§ Document extract
Open HTTP and HTTPS Ports

Open the HTTP and HTTPS ports on your AlmaLinux server to allow access to your Netdata installation. Execute the following command to do it.

sudo firewall-cmd --add-service={http,https} --permanent
sudo firewall-cmd --reload

Now verify firewalld rules using the following command.

sudo firewall-cmd --list-all

Be sure that you have both HTTP and HTTPS services available on the firewalld list services. If not, repeat the command before.

Lastly, visit your Netdata domain name such as http://netdata.hwdomain.io using your preferred web browser.

Input your user and password when prompted for Nginx basic authentication.

If your Nginx installation is successful, you should see the Netdata monitoring dashboard like the following:

Securing Netdata with SSL/TLS Certificates

After configuring Nginx, you will generate SSL/TLS certificates to secure your installation.

If you’re using a local domain name, you can generate Self-Signed certificates. But if using the real domain name, generate SSL/TLS certificates using the following steps:

Run the following command to install the Certbot and Certbot Nginx plugin to your system. Input y to proceed with the installation.

sudo dnf install certbot python3-certbot-nginx -y

Now run the certbot command below to generate SSL/TLS certificates from Letsencrypt. Be sure to modify the domain name and email address before running this command.

sudo certbot --nginx --agree-tos --redirect --hsts --staple-ocsp --email [email protected] -d netdata.hwdomain.io

Once the process is finished, your Netdata should be secured with HTTPS. You’ve generated SSl/TLS certificates from Letsencrypt and implemented HTTPS on your Nginx server block via the Certbot Nginx plugin.

Example: Monitoring Nginx with Netdata

If you’ve followed so far, you’ve finished your Netdata installation with Nginx as a reverse proxy and configured HTTPS. Now you will learn the basic monitoring with Netdata.

In this case, you will set up monitoring the Nginx web server via Netdata, so you can have the bigger picture of how to monitor other services and applications.

Enable Nginx stub_status

Create a new configuration /etc/nginx/default.d/stub.conf using the following nano editor command.

sudo nano /etc/nginx/default.d/stub.conf

Insert the following configuration to enable the Nginx stub_status module. This will expose the Nginx stub_status under the URL /basic_status.

location /basic_status {
    stub_status;
    server_tokens on;
}

Save and close the file when you’re done.

Next, run the following command to verify the Nginx syntax. Then, restart Nginx to take effect of your changes.

sudo nginx -t
sudo systemctl restart nginx

Now run the curl command below to verify the Nginx stub_status module.

curl http://localhost/basic_status

If your configuration is successful, you should see status from your Nginx web server.

Enable Netdata Plugin for Monitoring Nginx

Go to the /etc/netdata directory and open the plugin configuration for monitoring Nginx. The Netdata plugin for monitoring Nginx is part of Go plugins, visit Netdata list plugins to get more info.

§ Records shown
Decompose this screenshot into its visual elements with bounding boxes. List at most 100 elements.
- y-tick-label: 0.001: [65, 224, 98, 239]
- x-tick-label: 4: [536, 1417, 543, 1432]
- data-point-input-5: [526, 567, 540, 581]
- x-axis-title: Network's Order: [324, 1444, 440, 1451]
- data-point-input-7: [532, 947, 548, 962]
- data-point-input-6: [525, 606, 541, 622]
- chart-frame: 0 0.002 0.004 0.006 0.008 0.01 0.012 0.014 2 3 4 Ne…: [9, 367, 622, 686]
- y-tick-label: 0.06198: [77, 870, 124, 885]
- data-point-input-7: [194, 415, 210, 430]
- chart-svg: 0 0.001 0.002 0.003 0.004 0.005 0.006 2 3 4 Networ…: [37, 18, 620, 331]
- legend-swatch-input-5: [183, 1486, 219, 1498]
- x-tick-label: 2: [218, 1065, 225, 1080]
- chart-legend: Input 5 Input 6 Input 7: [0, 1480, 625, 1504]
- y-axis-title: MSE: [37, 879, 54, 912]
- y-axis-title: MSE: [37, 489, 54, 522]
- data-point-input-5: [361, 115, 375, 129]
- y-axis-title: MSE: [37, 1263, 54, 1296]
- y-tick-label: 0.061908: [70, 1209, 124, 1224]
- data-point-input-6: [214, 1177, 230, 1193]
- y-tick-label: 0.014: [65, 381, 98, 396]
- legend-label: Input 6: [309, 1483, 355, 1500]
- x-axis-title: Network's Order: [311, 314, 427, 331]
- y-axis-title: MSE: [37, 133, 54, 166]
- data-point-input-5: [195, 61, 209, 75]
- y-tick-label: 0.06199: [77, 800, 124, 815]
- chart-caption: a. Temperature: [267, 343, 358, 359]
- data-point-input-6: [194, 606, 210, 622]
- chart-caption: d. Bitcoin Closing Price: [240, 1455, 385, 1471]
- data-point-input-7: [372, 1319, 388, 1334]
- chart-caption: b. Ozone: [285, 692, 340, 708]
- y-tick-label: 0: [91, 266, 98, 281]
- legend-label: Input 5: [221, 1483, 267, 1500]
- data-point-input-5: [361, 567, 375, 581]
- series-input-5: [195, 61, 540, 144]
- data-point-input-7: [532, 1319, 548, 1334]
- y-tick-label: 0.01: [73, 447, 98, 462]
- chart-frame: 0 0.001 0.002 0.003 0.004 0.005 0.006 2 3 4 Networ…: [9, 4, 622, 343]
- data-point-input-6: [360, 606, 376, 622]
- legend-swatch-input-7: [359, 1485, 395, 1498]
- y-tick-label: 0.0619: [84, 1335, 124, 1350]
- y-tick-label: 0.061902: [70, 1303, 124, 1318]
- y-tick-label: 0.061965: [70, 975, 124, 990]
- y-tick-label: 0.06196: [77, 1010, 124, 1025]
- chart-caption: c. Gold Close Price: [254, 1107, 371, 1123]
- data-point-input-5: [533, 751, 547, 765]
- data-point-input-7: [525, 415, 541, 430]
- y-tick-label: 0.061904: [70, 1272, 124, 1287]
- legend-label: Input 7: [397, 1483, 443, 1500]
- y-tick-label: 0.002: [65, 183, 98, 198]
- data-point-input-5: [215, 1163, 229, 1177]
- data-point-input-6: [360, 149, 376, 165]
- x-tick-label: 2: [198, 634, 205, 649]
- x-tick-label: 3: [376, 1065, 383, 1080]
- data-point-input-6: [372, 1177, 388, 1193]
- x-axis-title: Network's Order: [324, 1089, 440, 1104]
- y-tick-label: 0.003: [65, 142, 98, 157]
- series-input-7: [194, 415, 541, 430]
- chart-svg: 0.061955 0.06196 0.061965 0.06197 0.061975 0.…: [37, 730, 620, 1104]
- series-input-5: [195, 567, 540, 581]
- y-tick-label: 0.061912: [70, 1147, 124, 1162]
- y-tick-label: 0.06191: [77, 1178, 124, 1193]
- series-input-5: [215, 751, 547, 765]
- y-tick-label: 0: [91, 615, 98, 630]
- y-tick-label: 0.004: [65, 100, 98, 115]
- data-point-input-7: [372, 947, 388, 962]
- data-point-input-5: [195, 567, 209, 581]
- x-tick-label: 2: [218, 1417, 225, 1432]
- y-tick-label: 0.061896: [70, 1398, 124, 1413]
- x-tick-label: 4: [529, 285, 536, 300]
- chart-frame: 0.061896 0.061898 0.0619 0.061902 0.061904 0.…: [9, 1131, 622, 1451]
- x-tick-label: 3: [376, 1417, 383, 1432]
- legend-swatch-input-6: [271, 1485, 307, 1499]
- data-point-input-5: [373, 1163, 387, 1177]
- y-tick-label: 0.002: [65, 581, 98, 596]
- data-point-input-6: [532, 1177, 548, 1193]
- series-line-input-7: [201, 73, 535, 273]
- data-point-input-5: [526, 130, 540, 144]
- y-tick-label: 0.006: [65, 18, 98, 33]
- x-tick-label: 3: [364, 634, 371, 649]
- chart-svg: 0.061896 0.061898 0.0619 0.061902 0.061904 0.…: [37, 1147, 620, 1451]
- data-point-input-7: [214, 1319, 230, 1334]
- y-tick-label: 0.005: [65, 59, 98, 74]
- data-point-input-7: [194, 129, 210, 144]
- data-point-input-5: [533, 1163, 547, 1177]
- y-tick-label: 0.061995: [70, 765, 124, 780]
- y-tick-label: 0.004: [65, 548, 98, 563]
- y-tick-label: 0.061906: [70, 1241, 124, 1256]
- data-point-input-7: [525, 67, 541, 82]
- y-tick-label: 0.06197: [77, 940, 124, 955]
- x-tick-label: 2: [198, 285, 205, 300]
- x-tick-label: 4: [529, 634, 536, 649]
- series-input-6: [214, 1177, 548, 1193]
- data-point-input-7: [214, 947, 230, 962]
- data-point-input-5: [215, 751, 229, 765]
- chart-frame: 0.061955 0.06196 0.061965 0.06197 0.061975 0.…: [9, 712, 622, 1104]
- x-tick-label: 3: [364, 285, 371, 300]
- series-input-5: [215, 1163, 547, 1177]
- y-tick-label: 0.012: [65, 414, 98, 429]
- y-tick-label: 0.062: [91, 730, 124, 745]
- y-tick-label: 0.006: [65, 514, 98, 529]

§ Work instruction
Rewrite the Netdata tutorial above from the words "Create a new" through "of your changes.", replacing "/basic_status" with "/nginx_status" everywhere it appears.

§ Task result
Create a new configuration /etc/nginx/default.d/stub.conf using the following nano editor command.

sudo nano /etc/nginx/default.d/stub.conf

Insert the following configuration to enable the Nginx stub_status module. This will expose the Nginx stub_status under the URL /nginx_status.

location /nginx_status {
    stub_status;
    server_tokens on;
}

Save and close the file when you’re done.

Next, run the following command to verify the Nginx syntax. Then, restart Nginx to take effect of your changes.